Task goal →
Only a number is wanted. Count the lines holding the string "source".

[Saved data entries]
****
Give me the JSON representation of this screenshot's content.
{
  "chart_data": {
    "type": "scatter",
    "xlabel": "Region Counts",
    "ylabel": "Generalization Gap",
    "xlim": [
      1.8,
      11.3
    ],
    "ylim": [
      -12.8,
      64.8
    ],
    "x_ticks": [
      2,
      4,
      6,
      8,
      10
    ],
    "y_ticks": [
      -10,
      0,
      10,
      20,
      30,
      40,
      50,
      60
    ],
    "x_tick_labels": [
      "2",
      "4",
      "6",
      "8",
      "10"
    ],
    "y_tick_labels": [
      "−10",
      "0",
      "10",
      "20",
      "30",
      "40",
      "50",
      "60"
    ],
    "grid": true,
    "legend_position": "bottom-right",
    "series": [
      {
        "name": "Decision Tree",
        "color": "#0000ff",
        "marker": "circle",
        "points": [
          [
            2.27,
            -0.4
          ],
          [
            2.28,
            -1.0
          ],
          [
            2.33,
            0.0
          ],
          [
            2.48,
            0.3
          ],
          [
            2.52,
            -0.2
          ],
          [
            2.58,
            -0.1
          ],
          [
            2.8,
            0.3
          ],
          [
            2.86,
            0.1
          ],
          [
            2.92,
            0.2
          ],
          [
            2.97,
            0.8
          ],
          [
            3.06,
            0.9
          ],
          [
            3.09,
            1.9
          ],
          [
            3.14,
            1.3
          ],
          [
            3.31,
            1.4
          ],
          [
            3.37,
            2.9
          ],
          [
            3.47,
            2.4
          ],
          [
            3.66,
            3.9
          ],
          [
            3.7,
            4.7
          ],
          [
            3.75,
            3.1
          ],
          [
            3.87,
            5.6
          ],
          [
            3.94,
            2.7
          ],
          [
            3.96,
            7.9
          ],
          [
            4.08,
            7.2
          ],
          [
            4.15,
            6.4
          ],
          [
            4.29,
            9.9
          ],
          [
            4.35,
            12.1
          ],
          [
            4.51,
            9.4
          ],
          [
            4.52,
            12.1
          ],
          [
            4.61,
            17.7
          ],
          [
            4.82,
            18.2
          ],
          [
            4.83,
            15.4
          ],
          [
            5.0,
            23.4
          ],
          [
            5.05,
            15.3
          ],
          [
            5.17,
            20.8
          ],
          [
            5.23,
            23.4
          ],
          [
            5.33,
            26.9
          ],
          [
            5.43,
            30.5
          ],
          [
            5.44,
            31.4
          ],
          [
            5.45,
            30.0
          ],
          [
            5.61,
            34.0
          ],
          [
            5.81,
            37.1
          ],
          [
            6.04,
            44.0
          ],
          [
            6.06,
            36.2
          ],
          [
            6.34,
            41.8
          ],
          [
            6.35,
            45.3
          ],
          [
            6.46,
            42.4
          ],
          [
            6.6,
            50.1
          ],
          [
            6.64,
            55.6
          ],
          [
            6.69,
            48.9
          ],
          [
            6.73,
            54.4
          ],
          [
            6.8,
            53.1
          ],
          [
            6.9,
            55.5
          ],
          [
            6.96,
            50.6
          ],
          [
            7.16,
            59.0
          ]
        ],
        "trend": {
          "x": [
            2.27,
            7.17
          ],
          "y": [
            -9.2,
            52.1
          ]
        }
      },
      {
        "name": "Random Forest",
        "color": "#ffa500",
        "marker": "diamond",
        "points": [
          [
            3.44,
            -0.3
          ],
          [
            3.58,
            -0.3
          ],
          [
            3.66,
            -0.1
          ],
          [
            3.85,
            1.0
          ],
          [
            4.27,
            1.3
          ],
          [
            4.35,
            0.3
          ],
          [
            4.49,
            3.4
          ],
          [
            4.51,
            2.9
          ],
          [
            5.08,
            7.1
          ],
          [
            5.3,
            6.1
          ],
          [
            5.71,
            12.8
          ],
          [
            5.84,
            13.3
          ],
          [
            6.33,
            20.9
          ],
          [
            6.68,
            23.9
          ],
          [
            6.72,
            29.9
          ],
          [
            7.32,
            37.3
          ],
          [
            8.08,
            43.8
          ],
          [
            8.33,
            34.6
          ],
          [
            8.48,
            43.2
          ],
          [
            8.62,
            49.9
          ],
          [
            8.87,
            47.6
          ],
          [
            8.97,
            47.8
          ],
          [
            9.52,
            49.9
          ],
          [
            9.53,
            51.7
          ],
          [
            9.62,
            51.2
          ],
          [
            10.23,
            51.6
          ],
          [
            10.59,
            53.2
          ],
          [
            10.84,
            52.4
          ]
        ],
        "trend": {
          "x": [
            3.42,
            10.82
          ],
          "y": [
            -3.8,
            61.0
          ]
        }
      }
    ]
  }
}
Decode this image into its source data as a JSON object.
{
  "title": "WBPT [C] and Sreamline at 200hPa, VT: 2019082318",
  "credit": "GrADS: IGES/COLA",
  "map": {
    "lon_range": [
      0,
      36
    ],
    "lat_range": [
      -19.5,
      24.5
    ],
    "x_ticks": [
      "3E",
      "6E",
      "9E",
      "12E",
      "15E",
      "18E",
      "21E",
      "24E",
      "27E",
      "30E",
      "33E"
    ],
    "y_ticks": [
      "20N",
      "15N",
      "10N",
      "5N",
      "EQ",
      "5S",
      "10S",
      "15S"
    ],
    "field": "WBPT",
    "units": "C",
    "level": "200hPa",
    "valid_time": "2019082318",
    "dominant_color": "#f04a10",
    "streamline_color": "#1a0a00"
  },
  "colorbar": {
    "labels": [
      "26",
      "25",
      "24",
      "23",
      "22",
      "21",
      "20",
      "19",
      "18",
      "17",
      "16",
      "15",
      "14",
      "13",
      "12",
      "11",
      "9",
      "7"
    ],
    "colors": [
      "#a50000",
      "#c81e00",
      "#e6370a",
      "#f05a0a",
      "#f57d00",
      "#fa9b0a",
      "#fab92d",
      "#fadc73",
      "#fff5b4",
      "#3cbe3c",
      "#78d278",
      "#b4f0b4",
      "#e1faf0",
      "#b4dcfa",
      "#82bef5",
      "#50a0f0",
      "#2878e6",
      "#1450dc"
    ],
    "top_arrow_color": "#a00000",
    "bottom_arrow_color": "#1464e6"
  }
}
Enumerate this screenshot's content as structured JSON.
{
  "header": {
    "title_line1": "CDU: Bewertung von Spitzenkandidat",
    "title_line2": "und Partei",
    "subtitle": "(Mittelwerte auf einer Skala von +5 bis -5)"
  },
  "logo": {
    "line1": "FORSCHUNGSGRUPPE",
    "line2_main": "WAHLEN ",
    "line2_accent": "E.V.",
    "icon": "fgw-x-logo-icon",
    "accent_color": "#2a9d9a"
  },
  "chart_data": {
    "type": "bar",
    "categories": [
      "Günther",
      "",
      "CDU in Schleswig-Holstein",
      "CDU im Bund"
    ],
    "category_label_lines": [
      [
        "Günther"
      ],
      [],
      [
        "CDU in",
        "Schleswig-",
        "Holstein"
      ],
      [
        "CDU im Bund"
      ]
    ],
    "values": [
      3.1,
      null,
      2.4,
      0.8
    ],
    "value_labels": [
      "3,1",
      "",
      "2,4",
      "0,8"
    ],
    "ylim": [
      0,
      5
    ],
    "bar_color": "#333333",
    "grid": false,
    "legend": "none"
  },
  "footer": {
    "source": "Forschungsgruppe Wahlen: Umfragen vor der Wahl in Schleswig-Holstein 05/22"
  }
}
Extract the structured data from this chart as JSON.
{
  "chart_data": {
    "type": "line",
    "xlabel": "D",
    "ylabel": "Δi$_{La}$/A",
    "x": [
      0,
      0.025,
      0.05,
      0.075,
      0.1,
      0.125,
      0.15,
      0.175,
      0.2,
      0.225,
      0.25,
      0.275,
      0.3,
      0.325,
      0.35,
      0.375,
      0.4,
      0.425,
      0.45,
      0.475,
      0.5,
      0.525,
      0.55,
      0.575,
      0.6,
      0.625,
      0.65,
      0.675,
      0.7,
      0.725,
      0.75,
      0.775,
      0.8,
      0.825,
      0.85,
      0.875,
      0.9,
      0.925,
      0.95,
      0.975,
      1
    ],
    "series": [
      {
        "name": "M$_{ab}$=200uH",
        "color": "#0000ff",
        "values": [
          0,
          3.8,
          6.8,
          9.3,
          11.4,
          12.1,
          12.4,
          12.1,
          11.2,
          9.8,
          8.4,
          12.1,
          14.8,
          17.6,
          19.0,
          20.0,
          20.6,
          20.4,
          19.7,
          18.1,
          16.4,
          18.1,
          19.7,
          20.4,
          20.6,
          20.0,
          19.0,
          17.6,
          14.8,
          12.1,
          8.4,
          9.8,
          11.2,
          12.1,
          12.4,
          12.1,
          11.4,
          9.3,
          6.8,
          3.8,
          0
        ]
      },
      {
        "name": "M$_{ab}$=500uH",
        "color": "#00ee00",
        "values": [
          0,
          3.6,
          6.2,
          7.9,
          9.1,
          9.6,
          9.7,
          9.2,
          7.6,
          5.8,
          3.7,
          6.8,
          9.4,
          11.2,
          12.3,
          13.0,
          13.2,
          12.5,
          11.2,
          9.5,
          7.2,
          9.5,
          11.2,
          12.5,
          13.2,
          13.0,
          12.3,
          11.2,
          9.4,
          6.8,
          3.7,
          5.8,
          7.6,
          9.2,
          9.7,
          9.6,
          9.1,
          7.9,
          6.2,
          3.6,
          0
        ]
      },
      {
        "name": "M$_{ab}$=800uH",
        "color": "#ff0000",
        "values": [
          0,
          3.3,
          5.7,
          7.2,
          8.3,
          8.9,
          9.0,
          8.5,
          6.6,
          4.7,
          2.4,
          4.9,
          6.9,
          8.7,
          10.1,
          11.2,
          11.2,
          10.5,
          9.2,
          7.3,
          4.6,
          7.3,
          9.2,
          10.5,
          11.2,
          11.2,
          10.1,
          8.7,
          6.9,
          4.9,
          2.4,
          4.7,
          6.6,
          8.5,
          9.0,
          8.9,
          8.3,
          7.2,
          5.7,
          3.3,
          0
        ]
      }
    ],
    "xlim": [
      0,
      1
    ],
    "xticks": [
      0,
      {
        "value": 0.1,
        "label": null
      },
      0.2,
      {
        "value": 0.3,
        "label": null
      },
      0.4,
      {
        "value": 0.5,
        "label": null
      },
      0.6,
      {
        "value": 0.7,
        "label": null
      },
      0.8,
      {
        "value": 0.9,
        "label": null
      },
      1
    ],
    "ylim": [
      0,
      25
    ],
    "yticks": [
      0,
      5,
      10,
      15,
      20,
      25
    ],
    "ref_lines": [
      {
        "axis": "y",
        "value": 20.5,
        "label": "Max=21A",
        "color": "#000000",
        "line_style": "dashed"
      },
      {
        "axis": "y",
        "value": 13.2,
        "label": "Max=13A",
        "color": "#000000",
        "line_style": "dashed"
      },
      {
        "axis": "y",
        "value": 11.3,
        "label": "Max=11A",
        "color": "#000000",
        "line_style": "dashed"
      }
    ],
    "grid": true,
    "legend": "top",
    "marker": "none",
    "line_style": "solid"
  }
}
****
Response →
2